◆ Given passage
Exempt v. Non-Exempt: The "FairPay" Overtime Initiative
By Phil Hewes
The Fair Labor Standards Act (FLSA) is a federal law that establishes minimum wage, overtime pay, record-keeping, and child labor standards that affect employees in both the private and government sectors. The U.S. Department of Labor (DOL), Wage & Hour Division, oversees FLSA. In 2004, the DOL published and issued its long awaited regulations on Part 541 "Defining and Delimiting the exemption for Executive, Administrative, Outside Sales and Computer Employees: Final Rules" or in simpler terms – the "FairPay" Overtime Initiative. These regulations call for employers to categorizes employee as either "Exempt v Non-Exempt" for the purpose of determining whether overtime pay is required to be paid for work performed over forty hours per week. Overtime pay is required for all Non-exempt employees.
Wage and hour litigation has again exploded in the wake of the Supreme Court's decision in Alvarez v. IBP that expanded pay for pre-shift work. Additionally, collective and class action lawsuits on behalf of high-paid financial advisors, mortgage loan specialists and other positions traditionally perceived as "white collar" exempt employees have resulted in enormous payments to employees in 2006.
Since the issuance of these new regulations by the federal government, and with the prevailing brisk atmosphere of employment litigation, Employers are pressed into making classification of employees and requiring Non-exempt employees to be on a time clock or track hours of work. With the misclassification of workers causing costly consequences as illustrated by many of these cases, some employers are asking the question – "Should we track hours for Exempt employees, too?"

Stored items from a collection:
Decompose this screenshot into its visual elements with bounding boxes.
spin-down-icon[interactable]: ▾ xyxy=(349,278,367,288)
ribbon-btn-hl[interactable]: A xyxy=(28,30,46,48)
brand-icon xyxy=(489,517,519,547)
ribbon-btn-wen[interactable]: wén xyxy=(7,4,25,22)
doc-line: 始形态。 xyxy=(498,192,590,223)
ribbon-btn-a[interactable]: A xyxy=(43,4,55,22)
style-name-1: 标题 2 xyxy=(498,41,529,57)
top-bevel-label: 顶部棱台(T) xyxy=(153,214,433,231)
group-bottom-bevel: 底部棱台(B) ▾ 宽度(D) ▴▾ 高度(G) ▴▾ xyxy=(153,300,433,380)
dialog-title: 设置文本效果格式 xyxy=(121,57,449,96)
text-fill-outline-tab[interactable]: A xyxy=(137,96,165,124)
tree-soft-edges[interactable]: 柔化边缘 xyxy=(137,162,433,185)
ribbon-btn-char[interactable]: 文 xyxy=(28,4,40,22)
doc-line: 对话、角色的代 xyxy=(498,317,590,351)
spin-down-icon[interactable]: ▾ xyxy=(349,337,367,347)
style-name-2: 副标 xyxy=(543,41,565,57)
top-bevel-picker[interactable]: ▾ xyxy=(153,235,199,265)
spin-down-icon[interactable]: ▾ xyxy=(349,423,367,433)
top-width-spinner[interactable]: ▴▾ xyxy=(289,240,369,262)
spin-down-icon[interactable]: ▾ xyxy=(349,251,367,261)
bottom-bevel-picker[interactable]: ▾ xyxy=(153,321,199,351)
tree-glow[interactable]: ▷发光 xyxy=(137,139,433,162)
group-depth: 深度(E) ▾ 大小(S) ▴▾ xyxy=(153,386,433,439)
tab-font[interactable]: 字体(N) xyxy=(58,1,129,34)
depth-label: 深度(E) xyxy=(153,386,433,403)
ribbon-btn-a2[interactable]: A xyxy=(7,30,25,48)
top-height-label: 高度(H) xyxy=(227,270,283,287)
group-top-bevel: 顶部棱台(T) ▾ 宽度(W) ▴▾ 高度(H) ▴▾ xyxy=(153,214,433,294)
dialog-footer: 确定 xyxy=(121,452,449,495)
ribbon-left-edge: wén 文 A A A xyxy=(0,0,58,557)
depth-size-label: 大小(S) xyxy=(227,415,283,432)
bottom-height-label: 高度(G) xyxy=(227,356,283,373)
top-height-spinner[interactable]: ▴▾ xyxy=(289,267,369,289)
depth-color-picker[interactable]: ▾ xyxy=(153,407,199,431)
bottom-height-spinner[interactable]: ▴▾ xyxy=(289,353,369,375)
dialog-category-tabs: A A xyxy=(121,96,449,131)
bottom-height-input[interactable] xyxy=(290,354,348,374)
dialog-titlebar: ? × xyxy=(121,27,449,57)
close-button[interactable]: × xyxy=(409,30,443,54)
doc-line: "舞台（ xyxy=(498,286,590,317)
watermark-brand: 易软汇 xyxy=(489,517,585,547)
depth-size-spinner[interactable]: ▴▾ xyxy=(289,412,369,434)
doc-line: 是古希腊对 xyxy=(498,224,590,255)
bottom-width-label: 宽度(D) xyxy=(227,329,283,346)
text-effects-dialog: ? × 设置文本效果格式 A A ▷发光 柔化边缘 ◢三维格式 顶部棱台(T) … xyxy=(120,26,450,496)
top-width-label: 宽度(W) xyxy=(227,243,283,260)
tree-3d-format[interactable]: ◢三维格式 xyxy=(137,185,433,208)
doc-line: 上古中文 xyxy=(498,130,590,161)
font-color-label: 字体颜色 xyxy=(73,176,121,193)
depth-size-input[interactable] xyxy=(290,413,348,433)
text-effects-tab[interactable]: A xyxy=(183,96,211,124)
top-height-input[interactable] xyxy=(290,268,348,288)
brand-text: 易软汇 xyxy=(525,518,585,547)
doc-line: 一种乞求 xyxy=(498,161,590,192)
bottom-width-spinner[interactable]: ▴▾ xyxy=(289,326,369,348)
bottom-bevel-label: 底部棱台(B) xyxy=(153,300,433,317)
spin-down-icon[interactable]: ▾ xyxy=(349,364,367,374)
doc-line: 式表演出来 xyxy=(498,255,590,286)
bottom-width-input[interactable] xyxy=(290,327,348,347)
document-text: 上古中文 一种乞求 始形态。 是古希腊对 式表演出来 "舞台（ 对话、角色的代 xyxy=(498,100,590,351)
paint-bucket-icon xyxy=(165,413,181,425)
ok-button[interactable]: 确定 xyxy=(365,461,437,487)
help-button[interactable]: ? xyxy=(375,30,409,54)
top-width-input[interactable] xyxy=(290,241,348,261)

◆ Task description
Answer these questions from the FairPay overtime article.
(a) Which division of the U.S. Department of Labor oversees the FLSA?
(b) Which Supreme Court decision expanded pay for pre-shift work?
(c) What question are some employers asking?

◆ Exercise response
(a) The Wage & Hour Division.
(b) Alvarez v. IBP.
(c) "Should we track hours for Exempt employees, too?"